_DATA TO PROCESS_
------------------------

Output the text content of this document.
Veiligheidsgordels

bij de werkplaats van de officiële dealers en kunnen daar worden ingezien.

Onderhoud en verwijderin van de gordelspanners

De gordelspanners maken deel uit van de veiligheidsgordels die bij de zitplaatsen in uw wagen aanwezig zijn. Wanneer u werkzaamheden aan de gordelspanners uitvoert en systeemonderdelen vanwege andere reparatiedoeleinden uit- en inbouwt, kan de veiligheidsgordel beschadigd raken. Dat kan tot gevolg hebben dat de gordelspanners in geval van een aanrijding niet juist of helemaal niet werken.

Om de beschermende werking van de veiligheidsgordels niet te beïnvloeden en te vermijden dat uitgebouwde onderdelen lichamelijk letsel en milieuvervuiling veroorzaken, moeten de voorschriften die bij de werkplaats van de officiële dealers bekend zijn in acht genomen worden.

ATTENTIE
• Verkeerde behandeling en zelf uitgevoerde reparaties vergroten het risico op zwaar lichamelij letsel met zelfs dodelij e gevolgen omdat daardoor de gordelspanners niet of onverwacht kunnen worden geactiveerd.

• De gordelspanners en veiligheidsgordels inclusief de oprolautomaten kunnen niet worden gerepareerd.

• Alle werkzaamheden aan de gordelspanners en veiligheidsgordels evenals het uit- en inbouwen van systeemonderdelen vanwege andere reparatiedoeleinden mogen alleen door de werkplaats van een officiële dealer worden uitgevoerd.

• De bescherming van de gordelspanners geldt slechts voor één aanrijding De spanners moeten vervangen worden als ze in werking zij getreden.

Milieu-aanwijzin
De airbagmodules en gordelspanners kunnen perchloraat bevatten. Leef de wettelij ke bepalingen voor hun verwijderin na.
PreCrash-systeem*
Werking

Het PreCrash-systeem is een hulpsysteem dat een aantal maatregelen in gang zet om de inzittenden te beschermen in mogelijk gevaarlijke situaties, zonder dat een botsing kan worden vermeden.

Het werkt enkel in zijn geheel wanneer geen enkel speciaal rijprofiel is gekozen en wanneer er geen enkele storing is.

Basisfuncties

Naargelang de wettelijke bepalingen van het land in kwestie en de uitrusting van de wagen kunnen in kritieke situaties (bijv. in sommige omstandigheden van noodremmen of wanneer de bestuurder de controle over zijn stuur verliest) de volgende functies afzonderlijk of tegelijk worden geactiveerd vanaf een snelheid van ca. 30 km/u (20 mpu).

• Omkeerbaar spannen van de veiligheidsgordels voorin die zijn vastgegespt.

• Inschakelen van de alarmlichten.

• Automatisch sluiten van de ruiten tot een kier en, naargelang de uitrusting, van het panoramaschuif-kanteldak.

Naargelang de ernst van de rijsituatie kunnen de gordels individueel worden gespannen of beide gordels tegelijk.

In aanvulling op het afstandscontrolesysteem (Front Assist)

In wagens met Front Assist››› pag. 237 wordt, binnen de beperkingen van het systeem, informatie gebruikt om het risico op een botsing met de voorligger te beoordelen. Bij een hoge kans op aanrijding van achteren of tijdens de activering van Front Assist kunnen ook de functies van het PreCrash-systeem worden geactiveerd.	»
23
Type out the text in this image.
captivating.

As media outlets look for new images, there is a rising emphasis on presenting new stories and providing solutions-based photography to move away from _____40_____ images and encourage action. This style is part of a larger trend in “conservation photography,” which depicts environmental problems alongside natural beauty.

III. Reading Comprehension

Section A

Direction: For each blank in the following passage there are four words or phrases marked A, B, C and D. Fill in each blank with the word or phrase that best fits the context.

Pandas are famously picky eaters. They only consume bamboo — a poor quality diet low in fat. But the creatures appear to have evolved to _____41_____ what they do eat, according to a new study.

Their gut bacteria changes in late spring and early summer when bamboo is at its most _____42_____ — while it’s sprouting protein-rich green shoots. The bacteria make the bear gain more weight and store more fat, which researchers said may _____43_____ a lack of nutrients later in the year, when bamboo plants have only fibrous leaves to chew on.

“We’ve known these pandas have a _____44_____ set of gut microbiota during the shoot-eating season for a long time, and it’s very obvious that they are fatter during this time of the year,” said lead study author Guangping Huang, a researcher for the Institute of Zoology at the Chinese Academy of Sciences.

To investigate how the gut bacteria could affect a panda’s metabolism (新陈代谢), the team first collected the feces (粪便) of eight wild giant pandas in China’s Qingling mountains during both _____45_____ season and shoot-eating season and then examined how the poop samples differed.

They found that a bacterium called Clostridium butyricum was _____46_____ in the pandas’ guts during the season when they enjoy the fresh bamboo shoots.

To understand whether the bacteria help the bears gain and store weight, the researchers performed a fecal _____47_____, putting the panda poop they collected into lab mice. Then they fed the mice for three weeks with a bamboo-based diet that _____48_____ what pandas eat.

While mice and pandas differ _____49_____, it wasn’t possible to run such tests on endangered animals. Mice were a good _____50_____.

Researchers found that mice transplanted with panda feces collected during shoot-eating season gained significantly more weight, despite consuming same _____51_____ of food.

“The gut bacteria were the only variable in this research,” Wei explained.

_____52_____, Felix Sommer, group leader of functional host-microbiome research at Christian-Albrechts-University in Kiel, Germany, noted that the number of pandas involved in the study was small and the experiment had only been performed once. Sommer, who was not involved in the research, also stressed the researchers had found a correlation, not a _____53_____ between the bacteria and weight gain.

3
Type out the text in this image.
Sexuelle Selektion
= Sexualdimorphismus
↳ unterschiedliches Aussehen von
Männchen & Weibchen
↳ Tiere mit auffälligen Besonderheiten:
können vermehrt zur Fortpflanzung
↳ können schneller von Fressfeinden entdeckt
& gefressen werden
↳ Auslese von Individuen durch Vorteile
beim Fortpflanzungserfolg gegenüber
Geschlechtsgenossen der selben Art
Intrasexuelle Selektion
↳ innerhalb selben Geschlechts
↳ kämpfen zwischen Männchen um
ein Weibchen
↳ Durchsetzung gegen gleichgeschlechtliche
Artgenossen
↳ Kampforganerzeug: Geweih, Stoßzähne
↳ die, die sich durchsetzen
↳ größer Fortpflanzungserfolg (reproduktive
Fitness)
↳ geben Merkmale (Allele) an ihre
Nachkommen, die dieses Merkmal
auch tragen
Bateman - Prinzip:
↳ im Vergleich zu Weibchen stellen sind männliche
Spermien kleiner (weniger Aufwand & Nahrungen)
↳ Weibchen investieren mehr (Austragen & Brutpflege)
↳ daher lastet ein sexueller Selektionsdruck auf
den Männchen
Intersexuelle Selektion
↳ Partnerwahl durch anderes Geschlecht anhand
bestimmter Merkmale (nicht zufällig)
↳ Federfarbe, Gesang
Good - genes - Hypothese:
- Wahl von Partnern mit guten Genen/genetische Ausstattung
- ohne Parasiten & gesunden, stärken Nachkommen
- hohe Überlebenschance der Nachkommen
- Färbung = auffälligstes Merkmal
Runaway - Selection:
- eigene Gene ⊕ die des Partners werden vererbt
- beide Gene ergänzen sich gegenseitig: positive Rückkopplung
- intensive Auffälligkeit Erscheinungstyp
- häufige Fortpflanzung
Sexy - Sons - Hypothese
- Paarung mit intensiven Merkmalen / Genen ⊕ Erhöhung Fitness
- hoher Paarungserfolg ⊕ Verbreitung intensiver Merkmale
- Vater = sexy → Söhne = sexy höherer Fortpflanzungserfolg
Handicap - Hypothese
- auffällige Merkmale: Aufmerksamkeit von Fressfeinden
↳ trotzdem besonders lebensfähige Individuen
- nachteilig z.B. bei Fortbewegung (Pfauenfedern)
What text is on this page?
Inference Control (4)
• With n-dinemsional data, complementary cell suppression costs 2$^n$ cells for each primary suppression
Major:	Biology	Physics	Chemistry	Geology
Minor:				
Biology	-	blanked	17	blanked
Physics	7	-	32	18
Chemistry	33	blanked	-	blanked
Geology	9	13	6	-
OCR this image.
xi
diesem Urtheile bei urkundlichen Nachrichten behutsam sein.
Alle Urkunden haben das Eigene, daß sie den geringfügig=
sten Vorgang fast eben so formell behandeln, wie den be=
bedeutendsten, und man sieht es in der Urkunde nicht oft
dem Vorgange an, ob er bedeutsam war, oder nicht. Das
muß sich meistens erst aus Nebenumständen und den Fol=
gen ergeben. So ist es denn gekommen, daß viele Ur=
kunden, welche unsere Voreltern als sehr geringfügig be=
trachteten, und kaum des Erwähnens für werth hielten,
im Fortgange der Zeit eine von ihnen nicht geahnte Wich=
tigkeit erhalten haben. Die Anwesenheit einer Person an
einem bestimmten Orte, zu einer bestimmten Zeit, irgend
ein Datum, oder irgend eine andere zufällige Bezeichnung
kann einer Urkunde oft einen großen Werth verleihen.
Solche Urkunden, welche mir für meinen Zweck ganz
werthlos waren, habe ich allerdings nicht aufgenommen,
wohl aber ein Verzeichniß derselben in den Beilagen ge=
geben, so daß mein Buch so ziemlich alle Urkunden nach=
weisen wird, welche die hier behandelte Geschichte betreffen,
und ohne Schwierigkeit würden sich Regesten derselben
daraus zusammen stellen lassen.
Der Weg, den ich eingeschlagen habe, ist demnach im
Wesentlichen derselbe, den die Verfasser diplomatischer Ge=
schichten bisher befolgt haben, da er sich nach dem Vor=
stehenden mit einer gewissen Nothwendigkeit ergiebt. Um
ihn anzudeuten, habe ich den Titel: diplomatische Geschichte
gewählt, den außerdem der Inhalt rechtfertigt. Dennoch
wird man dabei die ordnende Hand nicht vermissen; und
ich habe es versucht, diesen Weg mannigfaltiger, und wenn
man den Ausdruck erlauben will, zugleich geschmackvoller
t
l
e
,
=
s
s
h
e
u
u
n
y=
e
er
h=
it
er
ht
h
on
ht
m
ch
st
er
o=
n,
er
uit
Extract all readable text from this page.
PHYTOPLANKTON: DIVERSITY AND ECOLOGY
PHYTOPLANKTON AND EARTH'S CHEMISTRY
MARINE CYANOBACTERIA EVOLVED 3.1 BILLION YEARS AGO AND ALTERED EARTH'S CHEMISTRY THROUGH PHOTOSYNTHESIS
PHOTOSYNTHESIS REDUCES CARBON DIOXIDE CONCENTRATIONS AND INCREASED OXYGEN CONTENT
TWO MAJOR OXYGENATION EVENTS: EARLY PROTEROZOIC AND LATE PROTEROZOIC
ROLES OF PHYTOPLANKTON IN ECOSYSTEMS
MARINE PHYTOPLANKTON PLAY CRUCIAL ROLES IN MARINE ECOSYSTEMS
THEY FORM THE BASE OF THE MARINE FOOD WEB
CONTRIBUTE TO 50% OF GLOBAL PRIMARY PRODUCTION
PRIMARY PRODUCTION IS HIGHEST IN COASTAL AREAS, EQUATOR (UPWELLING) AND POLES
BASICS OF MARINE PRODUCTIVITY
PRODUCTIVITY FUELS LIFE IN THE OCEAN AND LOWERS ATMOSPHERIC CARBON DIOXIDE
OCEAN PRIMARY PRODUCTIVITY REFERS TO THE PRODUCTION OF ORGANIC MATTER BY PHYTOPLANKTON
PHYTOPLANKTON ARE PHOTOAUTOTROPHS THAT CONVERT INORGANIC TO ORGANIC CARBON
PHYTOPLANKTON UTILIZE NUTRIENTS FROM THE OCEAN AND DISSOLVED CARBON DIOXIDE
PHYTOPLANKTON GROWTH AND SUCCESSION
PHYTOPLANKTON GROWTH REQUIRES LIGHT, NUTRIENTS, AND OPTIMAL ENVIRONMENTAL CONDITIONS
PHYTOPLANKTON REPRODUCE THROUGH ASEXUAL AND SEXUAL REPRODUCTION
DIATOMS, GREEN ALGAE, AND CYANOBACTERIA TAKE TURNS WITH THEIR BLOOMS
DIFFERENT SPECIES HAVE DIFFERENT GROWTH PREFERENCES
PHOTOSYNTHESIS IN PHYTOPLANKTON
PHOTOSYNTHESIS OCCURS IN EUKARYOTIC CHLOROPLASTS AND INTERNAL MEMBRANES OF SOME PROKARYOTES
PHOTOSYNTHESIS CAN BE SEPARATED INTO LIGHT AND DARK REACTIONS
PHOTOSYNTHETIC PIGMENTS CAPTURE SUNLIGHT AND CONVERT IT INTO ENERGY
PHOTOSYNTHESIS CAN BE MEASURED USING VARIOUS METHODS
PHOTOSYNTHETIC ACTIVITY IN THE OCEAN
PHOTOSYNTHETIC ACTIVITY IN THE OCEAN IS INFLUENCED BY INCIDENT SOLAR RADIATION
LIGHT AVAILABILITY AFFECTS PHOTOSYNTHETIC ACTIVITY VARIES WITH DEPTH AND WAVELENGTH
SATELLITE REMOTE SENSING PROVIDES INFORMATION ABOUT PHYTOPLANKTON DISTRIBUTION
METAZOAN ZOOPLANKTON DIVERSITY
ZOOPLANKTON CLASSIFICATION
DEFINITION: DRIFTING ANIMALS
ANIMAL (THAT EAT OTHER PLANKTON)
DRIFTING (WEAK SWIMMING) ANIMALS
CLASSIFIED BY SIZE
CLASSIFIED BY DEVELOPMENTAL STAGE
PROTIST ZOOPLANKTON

------------------------

_WHAT TO PRODUCE_
Scan the material for the word "THROUGH". Return every line where it is found.

_RESULT BELOW_
MARINE CYANOBACTERIA EVOLVED 3.1 BILLION YEARS AGO AND ALTERED EARTH'S CHEMISTRY THROUGH PHOTOSYNTHESIS
PHYTOPLANKTON REPRODUCE THROUGH ASEXUAL AND SEXUAL REPRODUCTION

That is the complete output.